Material:
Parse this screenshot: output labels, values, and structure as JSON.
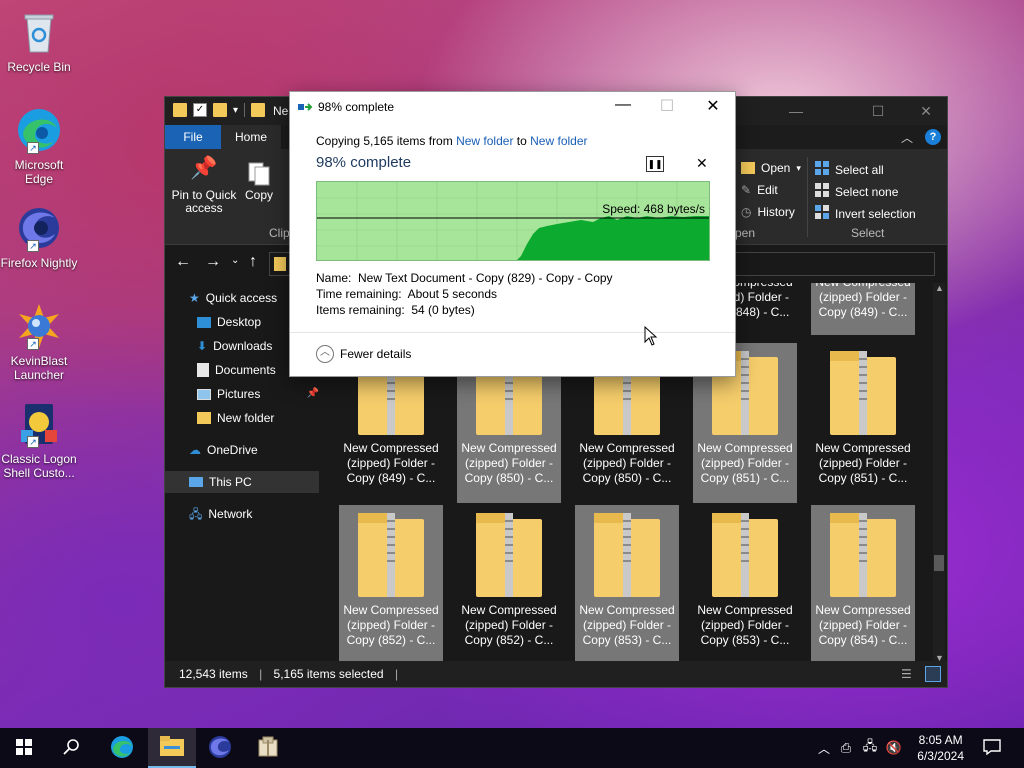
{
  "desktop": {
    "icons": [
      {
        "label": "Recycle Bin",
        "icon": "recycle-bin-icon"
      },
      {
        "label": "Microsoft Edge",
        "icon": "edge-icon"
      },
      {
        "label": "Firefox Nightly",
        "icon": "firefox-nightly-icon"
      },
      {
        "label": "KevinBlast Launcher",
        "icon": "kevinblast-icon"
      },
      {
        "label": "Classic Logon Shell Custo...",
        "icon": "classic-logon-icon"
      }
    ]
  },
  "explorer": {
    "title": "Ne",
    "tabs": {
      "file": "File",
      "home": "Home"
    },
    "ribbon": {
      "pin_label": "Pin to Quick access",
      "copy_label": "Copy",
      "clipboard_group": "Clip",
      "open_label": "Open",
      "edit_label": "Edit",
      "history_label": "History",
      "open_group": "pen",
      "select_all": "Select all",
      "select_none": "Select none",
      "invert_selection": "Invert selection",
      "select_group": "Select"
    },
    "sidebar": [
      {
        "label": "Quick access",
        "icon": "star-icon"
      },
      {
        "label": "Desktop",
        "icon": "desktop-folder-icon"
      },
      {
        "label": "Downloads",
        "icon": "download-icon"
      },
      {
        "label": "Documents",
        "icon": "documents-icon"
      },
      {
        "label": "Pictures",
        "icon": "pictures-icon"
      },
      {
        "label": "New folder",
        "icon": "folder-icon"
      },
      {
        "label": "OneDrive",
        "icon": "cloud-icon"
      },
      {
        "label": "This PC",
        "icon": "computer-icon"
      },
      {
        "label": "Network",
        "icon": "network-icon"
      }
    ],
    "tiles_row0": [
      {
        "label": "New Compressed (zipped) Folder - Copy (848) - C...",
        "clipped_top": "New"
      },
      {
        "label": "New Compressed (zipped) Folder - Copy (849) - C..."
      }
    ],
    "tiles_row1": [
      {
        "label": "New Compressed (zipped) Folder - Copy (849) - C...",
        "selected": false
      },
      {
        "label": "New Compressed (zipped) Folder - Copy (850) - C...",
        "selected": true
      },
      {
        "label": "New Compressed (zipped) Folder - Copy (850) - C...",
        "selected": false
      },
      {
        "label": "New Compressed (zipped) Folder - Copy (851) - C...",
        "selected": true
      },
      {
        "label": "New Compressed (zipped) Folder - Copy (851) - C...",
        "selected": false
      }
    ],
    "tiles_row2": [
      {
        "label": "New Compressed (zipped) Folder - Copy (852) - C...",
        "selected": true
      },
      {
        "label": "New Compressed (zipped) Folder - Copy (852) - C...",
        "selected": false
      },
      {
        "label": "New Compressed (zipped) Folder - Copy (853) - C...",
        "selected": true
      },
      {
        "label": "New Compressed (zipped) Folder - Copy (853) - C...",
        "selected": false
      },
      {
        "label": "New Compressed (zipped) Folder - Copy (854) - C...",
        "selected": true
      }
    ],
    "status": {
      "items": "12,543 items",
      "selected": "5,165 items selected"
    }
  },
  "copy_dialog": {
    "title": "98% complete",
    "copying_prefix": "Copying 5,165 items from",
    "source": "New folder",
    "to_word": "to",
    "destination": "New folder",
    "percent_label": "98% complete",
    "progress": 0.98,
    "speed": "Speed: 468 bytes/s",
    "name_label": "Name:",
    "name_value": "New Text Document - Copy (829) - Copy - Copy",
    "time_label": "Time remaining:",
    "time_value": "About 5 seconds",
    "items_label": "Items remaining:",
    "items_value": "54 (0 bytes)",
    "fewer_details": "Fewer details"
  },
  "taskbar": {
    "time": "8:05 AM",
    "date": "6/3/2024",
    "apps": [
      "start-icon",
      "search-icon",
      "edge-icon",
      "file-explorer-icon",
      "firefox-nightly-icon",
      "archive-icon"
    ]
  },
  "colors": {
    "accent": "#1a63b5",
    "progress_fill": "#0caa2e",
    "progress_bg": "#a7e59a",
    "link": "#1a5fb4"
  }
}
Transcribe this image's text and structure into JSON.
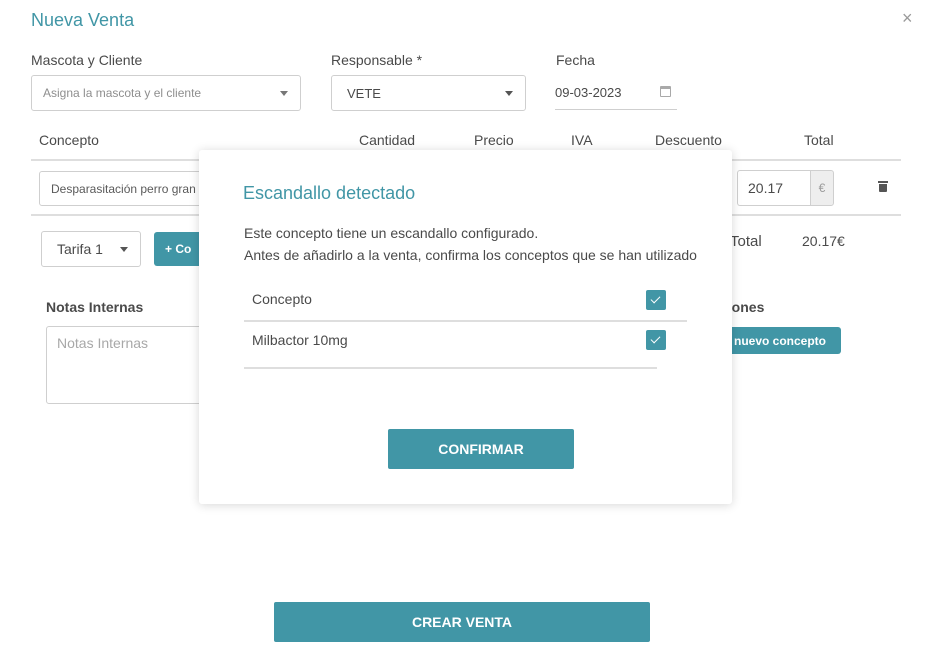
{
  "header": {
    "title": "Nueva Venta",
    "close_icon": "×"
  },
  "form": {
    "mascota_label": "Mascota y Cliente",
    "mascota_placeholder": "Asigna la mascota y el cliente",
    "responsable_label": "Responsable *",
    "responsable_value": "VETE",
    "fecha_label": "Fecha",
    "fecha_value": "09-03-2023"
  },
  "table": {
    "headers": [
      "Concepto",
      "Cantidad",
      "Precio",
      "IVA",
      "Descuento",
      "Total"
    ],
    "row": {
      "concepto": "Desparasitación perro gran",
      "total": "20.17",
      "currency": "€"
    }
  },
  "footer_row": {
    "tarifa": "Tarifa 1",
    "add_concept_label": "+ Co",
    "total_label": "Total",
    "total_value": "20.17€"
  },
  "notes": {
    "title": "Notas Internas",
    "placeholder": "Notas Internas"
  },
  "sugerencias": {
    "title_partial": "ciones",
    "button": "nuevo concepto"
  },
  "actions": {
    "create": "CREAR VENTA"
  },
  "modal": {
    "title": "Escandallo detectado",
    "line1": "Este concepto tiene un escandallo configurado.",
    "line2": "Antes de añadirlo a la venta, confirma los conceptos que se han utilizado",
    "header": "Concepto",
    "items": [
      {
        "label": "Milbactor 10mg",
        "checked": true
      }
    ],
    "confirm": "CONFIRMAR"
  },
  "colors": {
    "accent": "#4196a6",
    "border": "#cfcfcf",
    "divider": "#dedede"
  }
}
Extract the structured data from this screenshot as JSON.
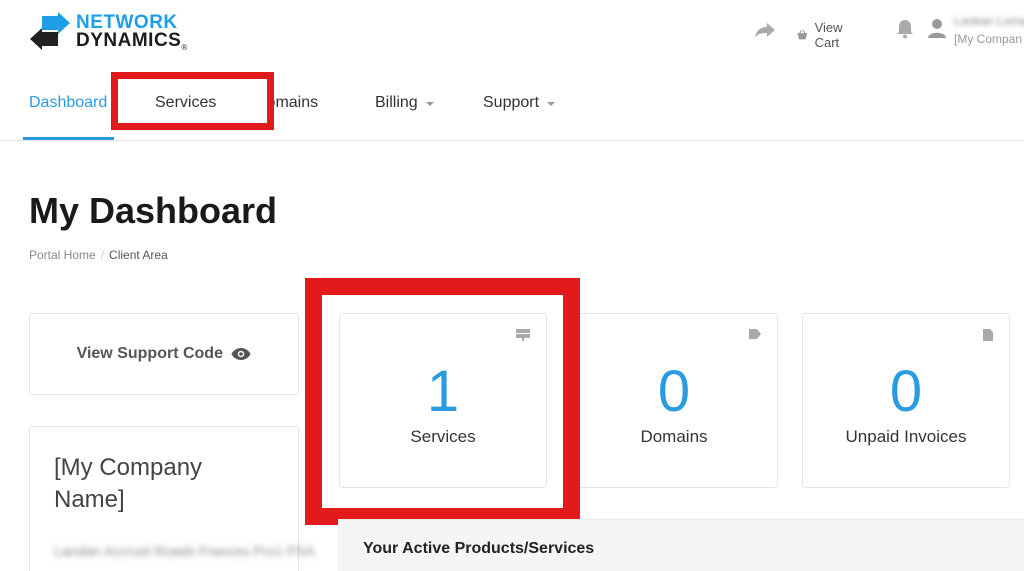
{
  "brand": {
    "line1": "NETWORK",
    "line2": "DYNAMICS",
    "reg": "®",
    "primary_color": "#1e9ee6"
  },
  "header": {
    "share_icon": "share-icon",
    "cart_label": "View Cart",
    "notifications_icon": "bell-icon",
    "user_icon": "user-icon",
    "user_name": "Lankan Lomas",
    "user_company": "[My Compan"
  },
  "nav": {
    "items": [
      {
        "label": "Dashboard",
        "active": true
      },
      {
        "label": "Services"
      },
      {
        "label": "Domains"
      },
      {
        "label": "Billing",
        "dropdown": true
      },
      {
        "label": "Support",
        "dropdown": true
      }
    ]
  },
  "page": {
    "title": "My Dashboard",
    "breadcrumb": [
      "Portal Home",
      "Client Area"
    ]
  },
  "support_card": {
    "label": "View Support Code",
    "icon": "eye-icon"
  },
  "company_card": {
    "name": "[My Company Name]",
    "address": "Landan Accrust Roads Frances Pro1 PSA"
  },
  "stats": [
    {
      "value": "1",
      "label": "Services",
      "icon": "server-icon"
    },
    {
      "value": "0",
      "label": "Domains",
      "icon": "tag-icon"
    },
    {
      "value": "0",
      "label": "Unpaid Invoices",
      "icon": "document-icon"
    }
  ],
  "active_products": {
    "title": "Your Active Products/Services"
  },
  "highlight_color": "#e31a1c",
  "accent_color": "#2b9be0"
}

Your objective:
Copy all the data exactly as written, but skip any picture.

Written solution:
Parse this screenshot: output labels, values, and structure as JSON.
{
  "desktop": {
    "icons": [
      {
        "label": "Recycle Bin",
        "icon": "recycle-bin-icon"
      },
      {
        "label": "Microsoft Edge",
        "icon": "edge-icon"
      },
      {
        "label": "Firefox Nightly",
        "icon": "firefox-nightly-icon"
      },
      {
        "label": "KevinBlast Launcher",
        "icon": "kevinblast-icon"
      },
      {
        "label": "Classic Logon Shell Custo...",
        "icon": "classic-logon-icon"
      }
    ]
  },
  "explorer": {
    "title": "Ne",
    "tabs": {
      "file": "File",
      "home": "Home"
    },
    "ribbon": {
      "pin_label": "Pin to Quick access",
      "copy_label": "Copy",
      "clipboard_group": "Clip",
      "open_label": "Open",
      "edit_label": "Edit",
      "history_label": "History",
      "open_group": "pen",
      "select_all": "Select all",
      "select_none": "Select none",
      "invert_selection": "Invert selection",
      "select_group": "Select"
    },
    "sidebar": [
      {
        "label": "Quick access",
        "icon": "star-icon"
      },
      {
        "label": "Desktop",
        "icon": "desktop-folder-icon"
      },
      {
        "label": "Downloads",
        "icon": "download-icon"
      },
      {
        "label": "Documents",
        "icon": "documents-icon"
      },
      {
        "label": "Pictures",
        "icon": "pictures-icon"
      },
      {
        "label": "New folder",
        "icon": "folder-icon"
      },
      {
        "label": "OneDrive",
        "icon": "cloud-icon"
      },
      {
        "label": "This PC",
        "icon": "computer-icon"
      },
      {
        "label": "Network",
        "icon": "network-icon"
      }
    ],
    "tiles_row0": [
      {
        "label": "New Compressed (zipped) Folder - Copy (848) - C...",
        "clipped_top": "New"
      },
      {
        "label": "New Compressed (zipped) Folder - Copy (849) - C..."
      }
    ],
    "tiles_row1": [
      {
        "label": "New Compressed (zipped) Folder - Copy (849) - C...",
        "selected": false
      },
      {
        "label": "New Compressed (zipped) Folder - Copy (850) - C...",
        "selected": true
      },
      {
        "label": "New Compressed (zipped) Folder - Copy (850) - C...",
        "selected": false
      },
      {
        "label": "New Compressed (zipped) Folder - Copy (851) - C...",
        "selected": true
      },
      {
        "label": "New Compressed (zipped) Folder - Copy (851) - C...",
        "selected": false
      }
    ],
    "tiles_row2": [
      {
        "label": "New Compressed (zipped) Folder - Copy (852) - C...",
        "selected": true
      },
      {
        "label": "New Compressed (zipped) Folder - Copy (852) - C...",
        "selected": false
      },
      {
        "label": "New Compressed (zipped) Folder - Copy (853) - C...",
        "selected": true
      },
      {
        "label": "New Compressed (zipped) Folder - Copy (853) - C...",
        "selected": false
      },
      {
        "label": "New Compressed (zipped) Folder - Copy (854) - C...",
        "selected": true
      }
    ],
    "status": {
      "items": "12,543 items",
      "selected": "5,165 items selected"
    }
  },
  "copy_dialog": {
    "title": "98% complete",
    "copying_prefix": "Copying 5,165 items from",
    "source": "New folder",
    "to_word": "to",
    "destination": "New folder",
    "percent_label": "98% complete",
    "progress": 0.98,
    "speed": "Speed: 468 bytes/s",
    "name_label": "Name:",
    "name_value": "New Text Document - Copy (829) - Copy - Copy",
    "time_label": "Time remaining:",
    "time_value": "About 5 seconds",
    "items_label": "Items remaining:",
    "items_value": "54 (0 bytes)",
    "fewer_details": "Fewer details"
  },
  "taskbar": {
    "time": "8:05 AM",
    "date": "6/3/2024",
    "apps": [
      "start-icon",
      "search-icon",
      "edge-icon",
      "file-explorer-icon",
      "firefox-nightly-icon",
      "archive-icon"
    ]
  },
  "colors": {
    "accent": "#1a63b5",
    "progress_fill": "#0caa2e",
    "progress_bg": "#a7e59a",
    "link": "#1a5fb4"
  }
}
Transcribe this image's text and structure into JSON.
{
  "header": {
    "title": "Nueva Venta",
    "close_icon": "×"
  },
  "form": {
    "mascota_label": "Mascota y Cliente",
    "mascota_placeholder": "Asigna la mascota y el cliente",
    "responsable_label": "Responsable *",
    "responsable_value": "VETE",
    "fecha_label": "Fecha",
    "fecha_value": "09-03-2023"
  },
  "table": {
    "headers": [
      "Concepto",
      "Cantidad",
      "Precio",
      "IVA",
      "Descuento",
      "Total"
    ],
    "row": {
      "concepto": "Desparasitación perro gran",
      "total": "20.17",
      "currency": "€"
    }
  },
  "footer_row": {
    "tarifa": "Tarifa 1",
    "add_concept_label": "+ Co",
    "total_label": "Total",
    "total_value": "20.17€"
  },
  "notes": {
    "title": "Notas Internas",
    "placeholder": "Notas Internas"
  },
  "sugerencias": {
    "title_partial": "ciones",
    "button": "nuevo concepto"
  },
  "actions": {
    "create": "CREAR VENTA"
  },
  "modal": {
    "title": "Escandallo detectado",
    "line1": "Este concepto tiene un escandallo configurado.",
    "line2": "Antes de añadirlo a la venta, confirma los conceptos que se han utilizado",
    "header": "Concepto",
    "items": [
      {
        "label": "Milbactor 10mg",
        "checked": true
      }
    ],
    "confirm": "CONFIRMAR"
  },
  "colors": {
    "accent": "#4196a6",
    "border": "#cfcfcf",
    "divider": "#dedede"
  }
}
Extract the structured data from this screenshot as JSON.
{
  "brand": {
    "line1": "NETWORK",
    "line2": "DYNAMICS",
    "reg": "®",
    "primary_color": "#1e9ee6"
  },
  "header": {
    "share_icon": "share-icon",
    "cart_label": "View Cart",
    "notifications_icon": "bell-icon",
    "user_icon": "user-icon",
    "user_name": "Lankan Lomas",
    "user_company": "[My Compan"
  },
  "nav": {
    "items": [
      {
        "label": "Dashboard",
        "active": true
      },
      {
        "label": "Services"
      },
      {
        "label": "Domains"
      },
      {
        "label": "Billing",
        "dropdown": true
      },
      {
        "label": "Support",
        "dropdown": true
      }
    ]
  },
  "page": {
    "title": "My Dashboard",
    "breadcrumb": [
      "Portal Home",
      "Client Area"
    ]
  },
  "support_card": {
    "label": "View Support Code",
    "icon": "eye-icon"
  },
  "company_card": {
    "name": "[My Company Name]",
    "address": "Landan Accrust Roads Frances Pro1 PSA"
  },
  "stats": [
    {
      "value": "1",
      "label": "Services",
      "icon": "server-icon"
    },
    {
      "value": "0",
      "label": "Domains",
      "icon": "tag-icon"
    },
    {
      "value": "0",
      "label": "Unpaid Invoices",
      "icon": "document-icon"
    }
  ],
  "active_products": {
    "title": "Your Active Products/Services"
  },
  "highlight_color": "#e31a1c",
  "accent_color": "#2b9be0"
}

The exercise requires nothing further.